> _Data excerpts_:
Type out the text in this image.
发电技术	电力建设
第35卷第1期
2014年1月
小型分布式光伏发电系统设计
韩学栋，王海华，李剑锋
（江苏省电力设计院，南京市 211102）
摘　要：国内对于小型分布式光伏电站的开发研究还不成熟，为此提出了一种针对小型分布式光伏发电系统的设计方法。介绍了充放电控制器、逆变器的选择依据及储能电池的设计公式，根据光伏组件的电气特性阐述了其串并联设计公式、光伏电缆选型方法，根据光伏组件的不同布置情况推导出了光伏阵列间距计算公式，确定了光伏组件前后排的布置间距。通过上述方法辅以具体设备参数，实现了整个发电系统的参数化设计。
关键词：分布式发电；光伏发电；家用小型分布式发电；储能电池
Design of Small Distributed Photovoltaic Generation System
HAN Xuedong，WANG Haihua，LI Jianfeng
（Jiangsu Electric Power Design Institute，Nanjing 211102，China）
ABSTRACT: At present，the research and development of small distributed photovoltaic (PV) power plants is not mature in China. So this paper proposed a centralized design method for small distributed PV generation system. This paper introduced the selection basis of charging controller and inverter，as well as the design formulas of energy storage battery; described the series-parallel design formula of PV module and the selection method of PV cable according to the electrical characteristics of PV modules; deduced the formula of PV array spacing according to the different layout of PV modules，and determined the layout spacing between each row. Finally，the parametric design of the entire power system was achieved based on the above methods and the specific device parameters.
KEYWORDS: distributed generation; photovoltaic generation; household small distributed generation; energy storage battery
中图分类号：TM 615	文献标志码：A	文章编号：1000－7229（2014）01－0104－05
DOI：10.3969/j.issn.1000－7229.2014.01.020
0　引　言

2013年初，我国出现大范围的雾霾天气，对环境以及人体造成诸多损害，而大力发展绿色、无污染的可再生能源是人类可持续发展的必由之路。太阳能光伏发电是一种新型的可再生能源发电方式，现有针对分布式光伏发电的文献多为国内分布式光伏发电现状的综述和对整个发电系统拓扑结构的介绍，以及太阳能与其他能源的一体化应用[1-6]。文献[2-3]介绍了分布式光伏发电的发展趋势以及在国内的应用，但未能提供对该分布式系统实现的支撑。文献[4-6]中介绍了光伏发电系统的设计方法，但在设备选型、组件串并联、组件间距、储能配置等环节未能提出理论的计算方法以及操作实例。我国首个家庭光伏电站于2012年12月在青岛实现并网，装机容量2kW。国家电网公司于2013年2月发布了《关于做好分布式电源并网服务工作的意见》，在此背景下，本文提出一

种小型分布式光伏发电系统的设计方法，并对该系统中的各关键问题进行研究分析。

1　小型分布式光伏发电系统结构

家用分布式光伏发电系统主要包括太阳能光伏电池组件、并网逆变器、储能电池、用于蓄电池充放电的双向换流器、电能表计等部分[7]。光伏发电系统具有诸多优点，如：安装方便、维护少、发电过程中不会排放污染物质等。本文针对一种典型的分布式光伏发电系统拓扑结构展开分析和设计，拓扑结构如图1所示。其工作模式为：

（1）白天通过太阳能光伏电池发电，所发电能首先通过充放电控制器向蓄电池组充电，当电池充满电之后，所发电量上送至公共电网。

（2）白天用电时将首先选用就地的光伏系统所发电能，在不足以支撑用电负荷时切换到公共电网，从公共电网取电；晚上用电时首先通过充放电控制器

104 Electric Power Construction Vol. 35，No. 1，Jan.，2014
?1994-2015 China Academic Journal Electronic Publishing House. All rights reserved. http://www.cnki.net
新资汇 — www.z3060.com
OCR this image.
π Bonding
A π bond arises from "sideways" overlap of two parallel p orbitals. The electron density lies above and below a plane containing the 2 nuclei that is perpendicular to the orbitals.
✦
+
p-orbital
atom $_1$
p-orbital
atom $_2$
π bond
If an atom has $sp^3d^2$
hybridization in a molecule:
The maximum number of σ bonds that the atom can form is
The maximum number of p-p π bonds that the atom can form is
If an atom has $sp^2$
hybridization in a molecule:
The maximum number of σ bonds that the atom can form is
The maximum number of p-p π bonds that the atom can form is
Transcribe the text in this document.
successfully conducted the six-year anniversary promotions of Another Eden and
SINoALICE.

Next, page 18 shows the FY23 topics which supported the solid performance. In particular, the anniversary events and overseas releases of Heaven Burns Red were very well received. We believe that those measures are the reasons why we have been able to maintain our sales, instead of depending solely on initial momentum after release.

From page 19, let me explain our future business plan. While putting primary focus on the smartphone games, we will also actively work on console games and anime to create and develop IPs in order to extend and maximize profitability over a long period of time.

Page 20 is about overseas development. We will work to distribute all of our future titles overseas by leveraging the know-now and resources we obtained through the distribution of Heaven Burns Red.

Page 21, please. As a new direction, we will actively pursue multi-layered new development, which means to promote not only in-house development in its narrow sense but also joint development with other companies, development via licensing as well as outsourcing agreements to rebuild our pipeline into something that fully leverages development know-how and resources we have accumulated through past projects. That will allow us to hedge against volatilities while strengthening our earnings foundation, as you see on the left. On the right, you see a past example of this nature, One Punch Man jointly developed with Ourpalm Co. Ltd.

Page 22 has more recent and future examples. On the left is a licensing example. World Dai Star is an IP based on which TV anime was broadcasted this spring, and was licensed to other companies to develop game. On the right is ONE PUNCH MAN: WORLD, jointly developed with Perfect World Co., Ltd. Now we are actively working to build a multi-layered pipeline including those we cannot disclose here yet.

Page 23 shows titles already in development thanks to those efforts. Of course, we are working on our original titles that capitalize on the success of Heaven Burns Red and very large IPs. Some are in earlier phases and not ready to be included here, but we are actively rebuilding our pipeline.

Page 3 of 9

> _Aim of the task_: Your task is to output the full set of records exactly as presented.

> _Exercise result_:
Type out the text in this image.
发电技术	电力建设
第35卷第1期
2014年1月
小型分布式光伏发电系统设计
韩学栋，王海华，李剑锋
（江苏省电力设计院，南京市 211102）
摘　要：国内对于小型分布式光伏电站的开发研究还不成熟，为此提出了一种针对小型分布式光伏发电系统的设计方法。介绍了充放电控制器、逆变器的选择依据及储能电池的设计公式，根据光伏组件的电气特性阐述了其串并联设计公式、光伏电缆选型方法，根据光伏组件的不同布置情况推导出了光伏阵列间距计算公式，确定了光伏组件前后排的布置间距。通过上述方法辅以具体设备参数，实现了整个发电系统的参数化设计。
关键词：分布式发电；光伏发电；家用小型分布式发电；储能电池
Design of Small Distributed Photovoltaic Generation System
HAN Xuedong，WANG Haihua，LI Jianfeng
（Jiangsu Electric Power Design Institute，Nanjing 211102，China）
ABSTRACT: At present，the research and development of small distributed photovoltaic (PV) power plants is not mature in China. So this paper proposed a centralized design method for small distributed PV generation system. This paper introduced the selection basis of charging controller and inverter，as well as the design formulas of energy storage battery; described the series-parallel design formula of PV module and the selection method of PV cable according to the electrical characteristics of PV modules; deduced the formula of PV array spacing according to the different layout of PV modules，and determined the layout spacing between each row. Finally，the parametric design of the entire power system was achieved based on the above methods and the specific device parameters.
KEYWORDS: distributed generation; photovoltaic generation; household small distributed generation; energy storage battery
中图分类号：TM 615	文献标志码：A	文章编号：1000－7229（2014）01－0104－05
DOI：10.3969/j.issn.1000－7229.2014.01.020
0　引　言

2013年初，我国出现大范围的雾霾天气，对环境以及人体造成诸多损害，而大力发展绿色、无污染的可再生能源是人类可持续发展的必由之路。太阳能光伏发电是一种新型的可再生能源发电方式，现有针对分布式光伏发电的文献多为国内分布式光伏发电现状的综述和对整个发电系统拓扑结构的介绍，以及太阳能与其他能源的一体化应用[1-6]。文献[2-3]介绍了分布式光伏发电的发展趋势以及在国内的应用，但未能提供对该分布式系统实现的支撑。文献[4-6]中介绍了光伏发电系统的设计方法，但在设备选型、组件串并联、组件间距、储能配置等环节未能提出理论的计算方法以及操作实例。我国首个家庭光伏电站于2012年12月在青岛实现并网，装机容量2kW。国家电网公司于2013年2月发布了《关于做好分布式电源并网服务工作的意见》，在此背景下，本文提出一

种小型分布式光伏发电系统的设计方法，并对该系统中的各关键问题进行研究分析。

1　小型分布式光伏发电系统结构

家用分布式光伏发电系统主要包括太阳能光伏电池组件、并网逆变器、储能电池、用于蓄电池充放电的双向换流器、电能表计等部分[7]。光伏发电系统具有诸多优点，如：安装方便、维护少、发电过程中不会排放污染物质等。本文针对一种典型的分布式光伏发电系统拓扑结构展开分析和设计，拓扑结构如图1所示。其工作模式为：

（1）白天通过太阳能光伏电池发电，所发电能首先通过充放电控制器向蓄电池组充电，当电池充满电之后，所发电量上送至公共电网。

（2）白天用电时将首先选用就地的光伏系统所发电能，在不足以支撑用电负荷时切换到公共电网，从公共电网取电；晚上用电时首先通过充放电控制器

104 Electric Power Construction Vol. 35，No. 1，Jan.，2014
?1994-2015 China Academic Journal Electronic Publishing House. All rights reserved. http://www.cnki.net
新资汇 — www.z3060.com
OCR this image.
π Bonding
A π bond arises from "sideways" overlap of two parallel p orbitals. The electron density lies above and below a plane containing the 2 nuclei that is perpendicular to the orbitals.
✦
+
p-orbital
atom $_1$
p-orbital
atom $_2$
π bond
If an atom has $sp^3d^2$
hybridization in a molecule:
The maximum number of σ bonds that the atom can form is
The maximum number of p-p π bonds that the atom can form is
If an atom has $sp^2$
hybridization in a molecule:
The maximum number of σ bonds that the atom can form is
The maximum number of p-p π bonds that the atom can form is
Transcribe the text in this document.
successfully conducted the six-year anniversary promotions of Another Eden and
SINoALICE.

Next, page 18 shows the FY23 topics which supported the solid performance. In particular, the anniversary events and overseas releases of Heaven Burns Red were very well received. We believe that those measures are the reasons why we have been able to maintain our sales, instead of depending solely on initial momentum after release.

From page 19, let me explain our future business plan. While putting primary focus on the smartphone games, we will also actively work on console games and anime to create and develop IPs in order to extend and maximize profitability over a long period of time.

Page 20 is about overseas development. We will work to distribute all of our future titles overseas by leveraging the know-now and resources we obtained through the distribution of Heaven Burns Red.

Page 21, please. As a new direction, we will actively pursue multi-layered new development, which means to promote not only in-house development in its narrow sense but also joint development with other companies, development via licensing as well as outsourcing agreements to rebuild our pipeline into something that fully leverages development know-how and resources we have accumulated through past projects. That will allow us to hedge against volatilities while strengthening our earnings foundation, as you see on the left. On the right, you see a past example of this nature, One Punch Man jointly developed with Ourpalm Co. Ltd.

Page 22 has more recent and future examples. On the left is a licensing example. World Dai Star is an IP based on which TV anime was broadcasted this spring, and was licensed to other companies to develop game. On the right is ONE PUNCH MAN: WORLD, jointly developed with Perfect World Co., Ltd. Now we are actively working to build a multi-layered pipeline including those we cannot disclose here yet.

Page 23 shows titles already in development thanks to those efforts. Of course, we are working on our original titles that capitalize on the success of Heaven Burns Red and very large IPs. Some are in earlier phases and not ready to be included here, but we are actively rebuilding our pipeline.

Page 3 of 9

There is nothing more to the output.